TASK REQUIREMENTS – The data must be returned in full and exactly as given.

[THE RECORDS start]

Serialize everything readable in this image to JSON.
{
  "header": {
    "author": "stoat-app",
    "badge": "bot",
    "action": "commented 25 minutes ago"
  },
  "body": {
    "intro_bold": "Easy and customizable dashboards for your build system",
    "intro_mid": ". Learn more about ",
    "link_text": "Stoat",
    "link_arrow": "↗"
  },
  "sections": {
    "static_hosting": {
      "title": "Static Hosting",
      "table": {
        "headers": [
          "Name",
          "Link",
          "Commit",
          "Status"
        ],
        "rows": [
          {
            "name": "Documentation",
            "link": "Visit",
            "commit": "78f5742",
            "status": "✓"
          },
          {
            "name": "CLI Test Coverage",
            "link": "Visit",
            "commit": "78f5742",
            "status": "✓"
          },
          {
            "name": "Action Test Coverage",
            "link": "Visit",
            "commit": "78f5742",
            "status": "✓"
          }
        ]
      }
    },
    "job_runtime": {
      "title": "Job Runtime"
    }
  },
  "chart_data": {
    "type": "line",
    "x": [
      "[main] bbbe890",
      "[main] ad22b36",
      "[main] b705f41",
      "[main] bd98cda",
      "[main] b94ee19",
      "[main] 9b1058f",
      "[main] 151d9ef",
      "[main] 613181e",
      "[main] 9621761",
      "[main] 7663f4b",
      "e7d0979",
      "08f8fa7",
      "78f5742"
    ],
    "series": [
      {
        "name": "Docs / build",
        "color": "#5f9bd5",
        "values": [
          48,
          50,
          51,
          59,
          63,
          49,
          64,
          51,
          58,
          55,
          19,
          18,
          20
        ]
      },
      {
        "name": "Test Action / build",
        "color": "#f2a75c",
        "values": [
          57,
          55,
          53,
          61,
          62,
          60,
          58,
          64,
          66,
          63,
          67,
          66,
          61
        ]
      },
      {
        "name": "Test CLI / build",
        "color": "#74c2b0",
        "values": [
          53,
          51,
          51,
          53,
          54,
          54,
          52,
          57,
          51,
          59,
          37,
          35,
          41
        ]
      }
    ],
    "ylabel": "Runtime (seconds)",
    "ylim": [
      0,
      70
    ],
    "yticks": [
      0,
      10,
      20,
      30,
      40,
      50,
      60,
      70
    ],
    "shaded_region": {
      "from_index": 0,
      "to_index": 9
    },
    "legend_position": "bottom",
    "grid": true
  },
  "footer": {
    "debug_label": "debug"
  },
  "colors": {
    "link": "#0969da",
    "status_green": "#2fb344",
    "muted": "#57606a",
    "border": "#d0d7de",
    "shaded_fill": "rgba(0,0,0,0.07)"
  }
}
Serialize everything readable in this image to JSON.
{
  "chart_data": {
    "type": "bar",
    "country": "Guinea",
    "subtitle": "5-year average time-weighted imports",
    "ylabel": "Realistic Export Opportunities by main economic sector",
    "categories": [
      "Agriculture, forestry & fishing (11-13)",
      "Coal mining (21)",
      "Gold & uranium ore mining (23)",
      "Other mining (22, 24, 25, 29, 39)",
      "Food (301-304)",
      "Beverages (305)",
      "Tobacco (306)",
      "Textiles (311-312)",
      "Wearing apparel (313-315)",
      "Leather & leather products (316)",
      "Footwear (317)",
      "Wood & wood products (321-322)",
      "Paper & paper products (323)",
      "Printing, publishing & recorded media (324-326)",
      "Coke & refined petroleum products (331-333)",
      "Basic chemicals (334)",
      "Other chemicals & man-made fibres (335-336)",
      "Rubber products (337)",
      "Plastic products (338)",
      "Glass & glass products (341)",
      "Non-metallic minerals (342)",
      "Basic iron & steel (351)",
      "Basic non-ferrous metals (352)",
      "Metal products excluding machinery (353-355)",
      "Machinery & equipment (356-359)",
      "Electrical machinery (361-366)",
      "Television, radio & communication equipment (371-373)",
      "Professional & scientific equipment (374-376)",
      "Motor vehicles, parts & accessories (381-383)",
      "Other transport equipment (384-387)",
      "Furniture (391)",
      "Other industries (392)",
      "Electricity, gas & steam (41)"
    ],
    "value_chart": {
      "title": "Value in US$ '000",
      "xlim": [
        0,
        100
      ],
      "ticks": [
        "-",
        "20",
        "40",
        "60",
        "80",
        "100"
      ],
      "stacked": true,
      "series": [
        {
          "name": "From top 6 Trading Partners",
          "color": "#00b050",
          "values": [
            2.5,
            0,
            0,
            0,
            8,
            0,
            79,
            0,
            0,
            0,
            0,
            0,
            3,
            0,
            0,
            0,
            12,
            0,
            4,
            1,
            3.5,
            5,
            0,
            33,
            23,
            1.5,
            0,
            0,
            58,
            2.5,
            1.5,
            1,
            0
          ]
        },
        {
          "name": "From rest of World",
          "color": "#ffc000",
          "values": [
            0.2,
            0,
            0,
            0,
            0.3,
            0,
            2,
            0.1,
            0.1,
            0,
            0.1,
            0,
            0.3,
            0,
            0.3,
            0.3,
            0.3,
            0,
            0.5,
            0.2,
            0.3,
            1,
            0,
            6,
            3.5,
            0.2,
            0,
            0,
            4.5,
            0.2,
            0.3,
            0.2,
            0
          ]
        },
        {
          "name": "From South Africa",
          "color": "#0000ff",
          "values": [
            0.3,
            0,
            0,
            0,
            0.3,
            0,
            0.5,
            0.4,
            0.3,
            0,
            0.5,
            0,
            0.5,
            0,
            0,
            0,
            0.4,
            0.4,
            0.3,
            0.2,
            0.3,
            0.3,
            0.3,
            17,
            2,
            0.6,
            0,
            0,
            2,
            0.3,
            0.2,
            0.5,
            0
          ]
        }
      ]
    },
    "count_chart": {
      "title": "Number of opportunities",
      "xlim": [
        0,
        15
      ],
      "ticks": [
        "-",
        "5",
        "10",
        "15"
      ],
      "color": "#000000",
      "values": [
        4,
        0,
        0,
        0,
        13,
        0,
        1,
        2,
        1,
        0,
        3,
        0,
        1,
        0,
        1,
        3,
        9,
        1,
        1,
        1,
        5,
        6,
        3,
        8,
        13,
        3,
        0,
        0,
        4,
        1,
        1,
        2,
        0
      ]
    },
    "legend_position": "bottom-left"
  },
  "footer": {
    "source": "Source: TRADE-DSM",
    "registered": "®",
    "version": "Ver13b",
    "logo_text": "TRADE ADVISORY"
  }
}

[THE RECORDS end]

FULL SOLUTION –
Serialize everything readable in this image to JSON.
{
  "header": {
    "author": "stoat-app",
    "badge": "bot",
    "action": "commented 25 minutes ago"
  },
  "body": {
    "intro_bold": "Easy and customizable dashboards for your build system",
    "intro_mid": ". Learn more about ",
    "link_text": "Stoat",
    "link_arrow": "↗"
  },
  "sections": {
    "static_hosting": {
      "title": "Static Hosting",
      "table": {
        "headers": [
          "Name",
          "Link",
          "Commit",
          "Status"
        ],
        "rows": [
          {
            "name": "Documentation",
            "link": "Visit",
            "commit": "78f5742",
            "status": "✓"
          },
          {
            "name": "CLI Test Coverage",
            "link": "Visit",
            "commit": "78f5742",
            "status": "✓"
          },
          {
            "name": "Action Test Coverage",
            "link": "Visit",
            "commit": "78f5742",
            "status": "✓"
          }
        ]
      }
    },
    "job_runtime": {
      "title": "Job Runtime"
    }
  },
  "chart_data": {
    "type": "line",
    "x": [
      "[main] bbbe890",
      "[main] ad22b36",
      "[main] b705f41",
      "[main] bd98cda",
      "[main] b94ee19",
      "[main] 9b1058f",
      "[main] 151d9ef",
      "[main] 613181e",
      "[main] 9621761",
      "[main] 7663f4b",
      "e7d0979",
      "08f8fa7",
      "78f5742"
    ],
    "series": [
      {
        "name": "Docs / build",
        "color": "#5f9bd5",
        "values": [
          48,
          50,
          51,
          59,
          63,
          49,
          64,
          51,
          58,
          55,
          19,
          18,
          20
        ]
      },
      {
        "name": "Test Action / build",
        "color": "#f2a75c",
        "values": [
          57,
          55,
          53,
          61,
          62,
          60,
          58,
          64,
          66,
          63,
          67,
          66,
          61
        ]
      },
      {
        "name": "Test CLI / build",
        "color": "#74c2b0",
        "values": [
          53,
          51,
          51,
          53,
          54,
          54,
          52,
          57,
          51,
          59,
          37,
          35,
          41
        ]
      }
    ],
    "ylabel": "Runtime (seconds)",
    "ylim": [
      0,
      70
    ],
    "yticks": [
      0,
      10,
      20,
      30,
      40,
      50,
      60,
      70
    ],
    "shaded_region": {
      "from_index": 0,
      "to_index": 9
    },
    "legend_position": "bottom",
    "grid": true
  },
  "footer": {
    "debug_label": "debug"
  },
  "colors": {
    "link": "#0969da",
    "status_green": "#2fb344",
    "muted": "#57606a",
    "border": "#d0d7de",
    "shaded_fill": "rgba(0,0,0,0.07)"
  }
}
Serialize everything readable in this image to JSON.
{
  "chart_data": {
    "type": "bar",
    "country": "Guinea",
    "subtitle": "5-year average time-weighted imports",
    "ylabel": "Realistic Export Opportunities by main economic sector",
    "categories": [
      "Agriculture, forestry & fishing (11-13)",
      "Coal mining (21)",
      "Gold & uranium ore mining (23)",
      "Other mining (22, 24, 25, 29, 39)",
      "Food (301-304)",
      "Beverages (305)",
      "Tobacco (306)",
      "Textiles (311-312)",
      "Wearing apparel (313-315)",
      "Leather & leather products (316)",
      "Footwear (317)",
      "Wood & wood products (321-322)",
      "Paper & paper products (323)",
      "Printing, publishing & recorded media (324-326)",
      "Coke & refined petroleum products (331-333)",
      "Basic chemicals (334)",
      "Other chemicals & man-made fibres (335-336)",
      "Rubber products (337)",
      "Plastic products (338)",
      "Glass & glass products (341)",
      "Non-metallic minerals (342)",
      "Basic iron & steel (351)",
      "Basic non-ferrous metals (352)",
      "Metal products excluding machinery (353-355)",
      "Machinery & equipment (356-359)",
      "Electrical machinery (361-366)",
      "Television, radio & communication equipment (371-373)",
      "Professional & scientific equipment (374-376)",
      "Motor vehicles, parts & accessories (381-383)",
      "Other transport equipment (384-387)",
      "Furniture (391)",
      "Other industries (392)",
      "Electricity, gas & steam (41)"
    ],
    "value_chart": {
      "title": "Value in US$ '000",
      "xlim": [
        0,
        100
      ],
      "ticks": [
        "-",
        "20",
        "40",
        "60",
        "80",
        "100"
      ],
      "stacked": true,
      "series": [
        {
          "name": "From top 6 Trading Partners",
          "color": "#00b050",
          "values": [
            2.5,
            0,
            0,
            0,
            8,
            0,
            79,
            0,
            0,
            0,
            0,
            0,
            3,
            0,
            0,
            0,
            12,
            0,
            4,
            1,
            3.5,
            5,
            0,
            33,
            23,
            1.5,
            0,
            0,
            58,
            2.5,
            1.5,
            1,
            0
          ]
        },
        {
          "name": "From rest of World",
          "color": "#ffc000",
          "values": [
            0.2,
            0,
            0,
            0,
            0.3,
            0,
            2,
            0.1,
            0.1,
            0,
            0.1,
            0,
            0.3,
            0,
            0.3,
            0.3,
            0.3,
            0,
            0.5,
            0.2,
            0.3,
            1,
            0,
            6,
            3.5,
            0.2,
            0,
            0,
            4.5,
            0.2,
            0.3,
            0.2,
            0
          ]
        },
        {
          "name": "From South Africa",
          "color": "#0000ff",
          "values": [
            0.3,
            0,
            0,
            0,
            0.3,
            0,
            0.5,
            0.4,
            0.3,
            0,
            0.5,
            0,
            0.5,
            0,
            0,
            0,
            0.4,
            0.4,
            0.3,
            0.2,
            0.3,
            0.3,
            0.3,
            17,
            2,
            0.6,
            0,
            0,
            2,
            0.3,
            0.2,
            0.5,
            0
          ]
        }
      ]
    },
    "count_chart": {
      "title": "Number of opportunities",
      "xlim": [
        0,
        15
      ],
      "ticks": [
        "-",
        "5",
        "10",
        "15"
      ],
      "color": "#000000",
      "values": [
        4,
        0,
        0,
        0,
        13,
        0,
        1,
        2,
        1,
        0,
        3,
        0,
        1,
        0,
        1,
        3,
        9,
        1,
        1,
        1,
        5,
        6,
        3,
        8,
        13,
        3,
        0,
        0,
        4,
        1,
        1,
        2,
        0
      ]
    },
    "legend_position": "bottom-left"
  },
  "footer": {
    "source": "Source: TRADE-DSM",
    "registered": "®",
    "version": "Ver13b",
    "logo_text": "TRADE ADVISORY"
  }
}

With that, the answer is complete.